Dataset items.
++++++

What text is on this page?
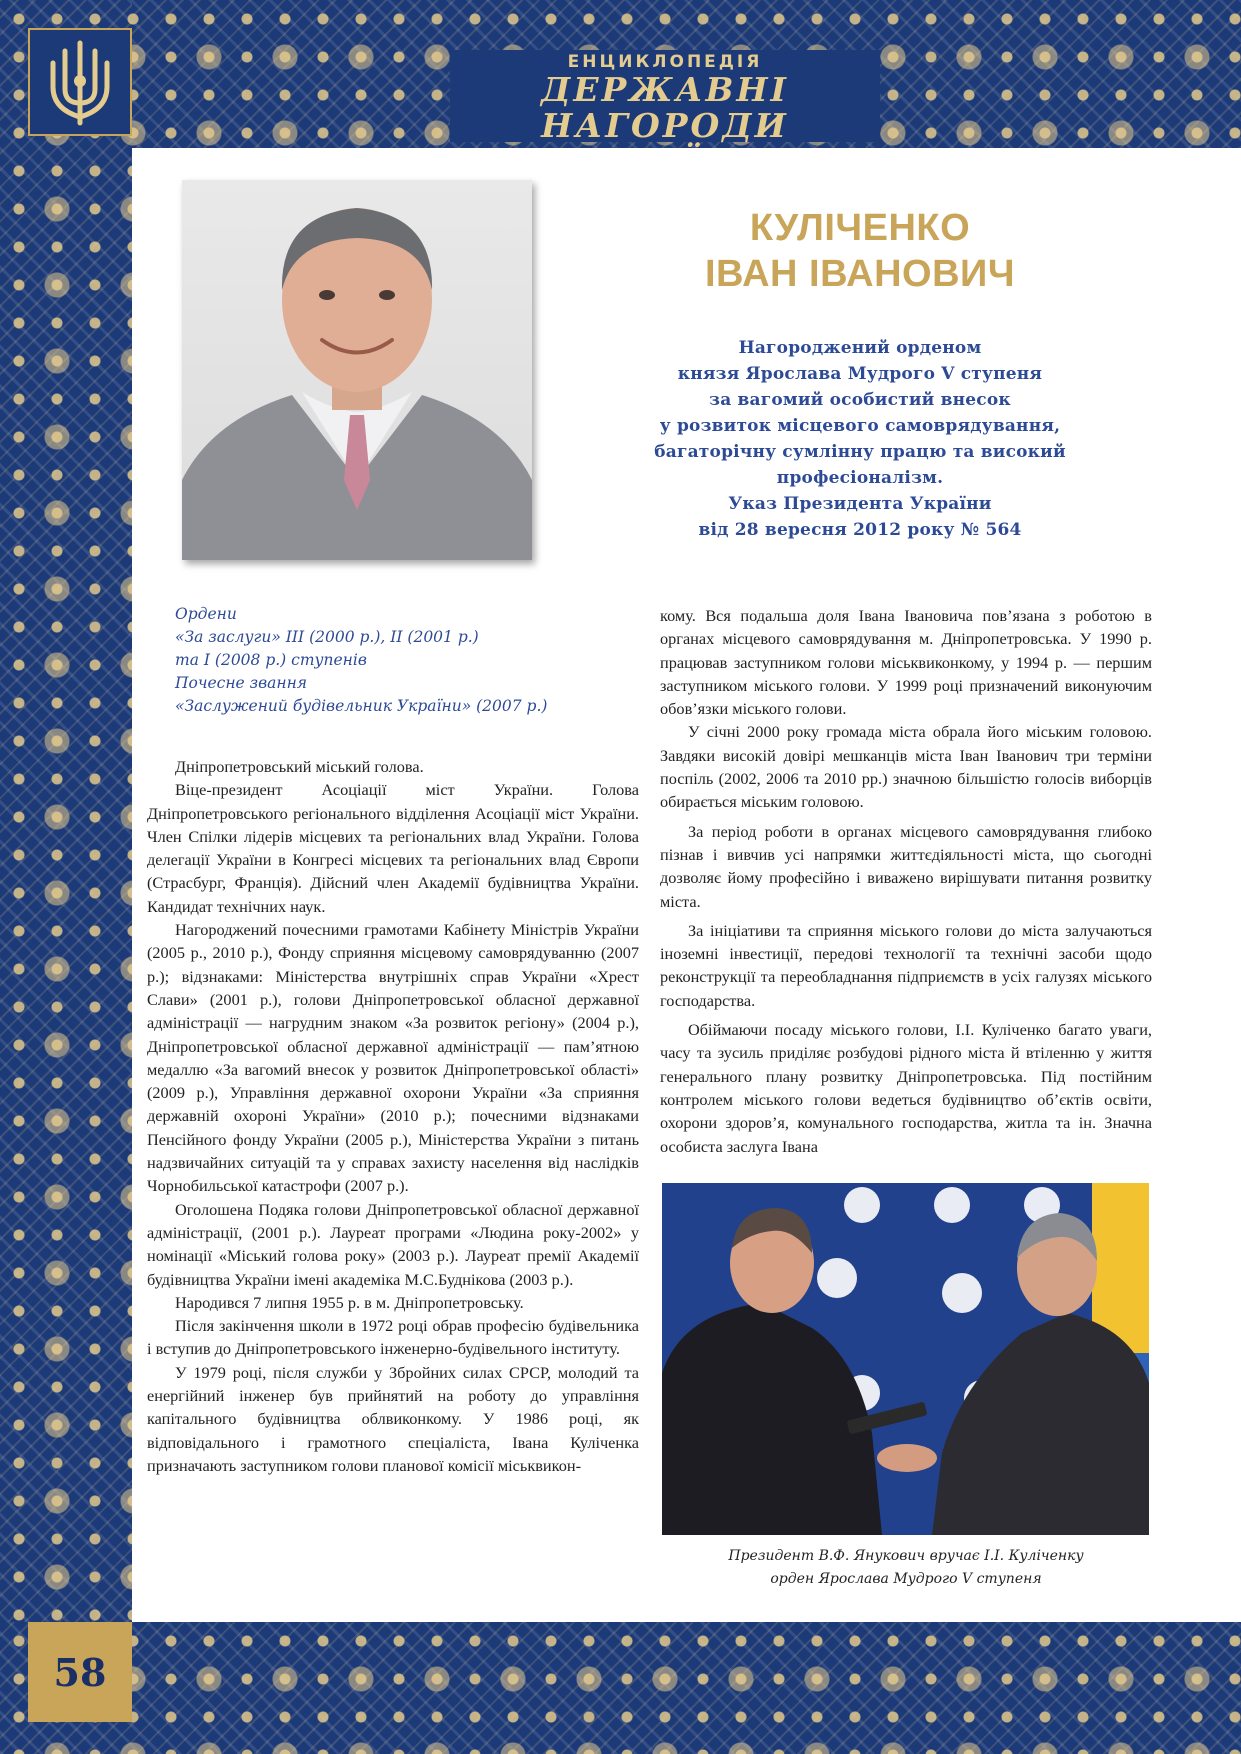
ЕНЦИКЛОПЕДІЯ
ДЕРЖАВНІ НАГОРОДИ
58
КУЛІЧЕНКО
ІВАН ІВАНОВИЧ
Нагороджений орденом
князя Ярослава Мудрого V ступеня
за вагомий особистий внесок
у розвиток місцевого самоврядування,
багаторічну сумлінну працю та високий професіоналізм.
Указ Президента України
від 28 вересня 2012 року № 564
Ордени
«За заслуги» ІІІ (2000 р.), ІІ (2001 р.)
та І (2008 р.) ступенів
Почесне звання
«Заслужений будівельник України» (2007 р.)

Дніпропетровський міський голова.

Віце-президент Асоціації міст України. Голова Дніпропетровського регіонального відділення Асоціації міст України. Член Спілки лідерів місцевих та регіональних влад України. Голова делегації України в Конгресі місцевих та регіональних влад Європи (Страсбург, Франція). Дійсний член Академії будівництва України. Кандидат технічних наук.

Нагороджений почесними грамотами Кабінету Міністрів України (2005 р., 2010 р.), Фонду сприяння місцевому самоврядуванню (2007 р.); відзнаками: Міністерства внутрішніх справ України «Хрест Слави» (2001 р.), голови Дніпропетровської обласної державної адміністрації — нагрудним знаком «За розвиток регіону» (2004 р.), Дніпропетровської обласної державної адміністрації — пам’ятною медаллю «За вагомий внесок у розвиток Дніпропетровської області» (2009 р.), Управління державної охорони України «За сприяння державній охороні України» (2010 р.); почесними відзнаками Пенсійного фонду України (2005 р.), Міністерства України з питань надзвичайних ситуацій та у справах захисту населення від наслідків Чорнобильської катастрофи (2007 р.).

Оголошена Подяка голови Дніпропетровської обласної державної адміністрації, (2001 р.). Лауреат програми «Людина року-2002» у номінації «Міський голова року» (2003 р.). Лауреат премії Академії будівництва України імені академіка М.С.Буднікова (2003 р.).

Народився 7 липня 1955 р. в м. Дніпропетровську.

Після закінчення школи в 1972 році обрав професію будівельника і вступив до Дніпропетровського інженерно-будівельного інституту.

У 1979 році, після служби у Збройних силах СРСР, молодий та енергійний інженер був прийнятий на роботу до управління капітального будівництва облвиконкому. У 1986 році, як відповідального і грамотного спеціаліста, Івана Куліченка призначають заступником голови планової комісії міськвикон-

кому. Вся подальша доля Івана Івановича пов’язана з роботою в органах місцевого самоврядування м. Дніпропетровська. У 1990 р. працював заступником голови міськвиконкому, у 1994 р. — першим заступником міського голови. У 1999 році призначений виконуючим обов’язки міського голови.

У січні 2000 року громада міста обрала його міським головою. Завдяки високій довірі мешканців міста Іван Іванович три терміни поспіль (2002, 2006 та 2010 рр.) значною більшістю голосів виборців обирається міським головою.

За період роботи в органах місцевого самоврядування глибоко пізнав і вивчив усі напрямки життєдіяльності міста, що сьогодні дозволяє йому професійно і виважено вирішувати питання розвитку міста.

За ініціативи та сприяння міського голови до міста залучаються іноземні інвестиції, передові технології та технічні засоби щодо реконструкції та переобладнання підприємств в усіх галузях міського господарства.

Обіймаючи посаду міського голови, І.І. Куліченко багато уваги, часу та зусиль приділяє розбудові рідного міста й втіленню у життя генерального плану розвитку Дніпропетровська. Під постійним контролем міського голови ведеться будівництво об’єктів освіти, охорони здоров’я, комунального господарства, житла та ін. Значна особиста заслуга Івана

Президент В.Ф. Янукович вручає І.І. Куліченку
орден Ярослава Мудрого V ступеня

++++++

WRITTEN TASK. Look above for every line with the word "Ярослава" and copy it.

OUTPUT FOR THIS TASK.
князя Ярослава Мудрого V ступеня
орден Ярослава Мудрого V ступеня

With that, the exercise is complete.